* [TASK REQUIREMENTS]: The records below must be duplicated exactly, character for character.

....

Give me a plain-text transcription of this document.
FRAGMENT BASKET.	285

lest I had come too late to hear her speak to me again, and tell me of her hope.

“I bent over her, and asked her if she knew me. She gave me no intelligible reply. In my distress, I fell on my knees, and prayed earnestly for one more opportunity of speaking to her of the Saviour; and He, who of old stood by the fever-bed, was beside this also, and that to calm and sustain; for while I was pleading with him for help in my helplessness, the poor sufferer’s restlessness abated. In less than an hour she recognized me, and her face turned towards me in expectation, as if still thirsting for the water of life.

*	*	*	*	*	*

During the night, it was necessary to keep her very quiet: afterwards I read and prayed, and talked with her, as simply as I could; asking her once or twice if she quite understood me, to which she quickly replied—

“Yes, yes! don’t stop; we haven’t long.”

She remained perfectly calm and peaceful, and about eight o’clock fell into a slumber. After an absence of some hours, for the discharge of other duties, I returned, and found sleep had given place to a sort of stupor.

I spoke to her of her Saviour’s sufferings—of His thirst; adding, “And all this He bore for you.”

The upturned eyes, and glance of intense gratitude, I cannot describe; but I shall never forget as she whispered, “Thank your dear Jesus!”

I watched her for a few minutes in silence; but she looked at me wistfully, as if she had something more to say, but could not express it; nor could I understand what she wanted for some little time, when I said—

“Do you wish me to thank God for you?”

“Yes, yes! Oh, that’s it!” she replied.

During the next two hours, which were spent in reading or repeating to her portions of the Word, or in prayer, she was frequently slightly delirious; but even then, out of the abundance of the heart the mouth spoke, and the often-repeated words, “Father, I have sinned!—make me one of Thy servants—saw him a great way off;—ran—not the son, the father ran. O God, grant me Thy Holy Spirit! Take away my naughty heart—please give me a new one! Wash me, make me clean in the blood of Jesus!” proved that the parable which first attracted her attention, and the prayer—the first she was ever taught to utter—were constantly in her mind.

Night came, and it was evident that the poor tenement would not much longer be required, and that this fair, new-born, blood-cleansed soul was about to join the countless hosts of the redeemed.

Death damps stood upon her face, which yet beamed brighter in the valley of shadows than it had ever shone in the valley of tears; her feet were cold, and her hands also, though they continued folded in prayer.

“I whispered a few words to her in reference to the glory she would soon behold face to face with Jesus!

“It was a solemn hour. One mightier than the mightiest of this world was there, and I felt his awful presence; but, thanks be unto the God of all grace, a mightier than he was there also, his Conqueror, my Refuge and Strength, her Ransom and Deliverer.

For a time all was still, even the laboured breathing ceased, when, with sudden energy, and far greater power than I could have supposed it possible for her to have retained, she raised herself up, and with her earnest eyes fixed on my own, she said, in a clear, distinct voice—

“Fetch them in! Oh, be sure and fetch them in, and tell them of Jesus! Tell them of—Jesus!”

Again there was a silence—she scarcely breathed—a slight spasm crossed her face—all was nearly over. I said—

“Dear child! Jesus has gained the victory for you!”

....

* [EXERCISE OUTPUT]:
Give me a plain-text transcription of this document.
FRAGMENT BASKET.	285

lest I had come too late to hear her speak to me again, and tell me of her hope.

“I bent over her, and asked her if she knew me. She gave me no intelligible reply. In my distress, I fell on my knees, and prayed earnestly for one more opportunity of speaking to her of the Saviour; and He, who of old stood by the fever-bed, was beside this also, and that to calm and sustain; for while I was pleading with him for help in my helplessness, the poor sufferer’s restlessness abated. In less than an hour she recognized me, and her face turned towards me in expectation, as if still thirsting for the water of life.

*	*	*	*	*	*

During the night, it was necessary to keep her very quiet: afterwards I read and prayed, and talked with her, as simply as I could; asking her once or twice if she quite understood me, to which she quickly replied—

“Yes, yes! don’t stop; we haven’t long.”

She remained perfectly calm and peaceful, and about eight o’clock fell into a slumber. After an absence of some hours, for the discharge of other duties, I returned, and found sleep had given place to a sort of stupor.

I spoke to her of her Saviour’s sufferings—of His thirst; adding, “And all this He bore for you.”

The upturned eyes, and glance of intense gratitude, I cannot describe; but I shall never forget as she whispered, “Thank your dear Jesus!”

I watched her for a few minutes in silence; but she looked at me wistfully, as if she had something more to say, but could not express it; nor could I understand what she wanted for some little time, when I said—

“Do you wish me to thank God for you?”

“Yes, yes! Oh, that’s it!” she replied.

During the next two hours, which were spent in reading or repeating to her portions of the Word, or in prayer, she was frequently slightly delirious; but even then, out of the abundance of the heart the mouth spoke, and the often-repeated words, “Father, I have sinned!—make me one of Thy servants—saw him a great way off;—ran—not the son, the father ran. O God, grant me Thy Holy Spirit! Take away my naughty heart—please give me a new one! Wash me, make me clean in the blood of Jesus!” proved that the parable which first attracted her attention, and the prayer—the first she was ever taught to utter—were constantly in her mind.

Night came, and it was evident that the poor tenement would not much longer be required, and that this fair, new-born, blood-cleansed soul was about to join the countless hosts of the redeemed.

Death damps stood upon her face, which yet beamed brighter in the valley of shadows than it had ever shone in the valley of tears; her feet were cold, and her hands also, though they continued folded in prayer.

“I whispered a few words to her in reference to the glory she would soon behold face to face with Jesus!

“It was a solemn hour. One mightier than the mightiest of this world was there, and I felt his awful presence; but, thanks be unto the God of all grace, a mightier than he was there also, his Conqueror, my Refuge and Strength, her Ransom and Deliverer.

For a time all was still, even the laboured breathing ceased, when, with sudden energy, and far greater power than I could have supposed it possible for her to have retained, she raised herself up, and with her earnest eyes fixed on my own, she said, in a clear, distinct voice—

“Fetch them in! Oh, be sure and fetch them in, and tell them of Jesus! Tell them of—Jesus!”

Again there was a silence—she scarcely breathed—a slight spasm crossed her face—all was nearly over. I said—

“Dear child! Jesus has gained the victory for you!”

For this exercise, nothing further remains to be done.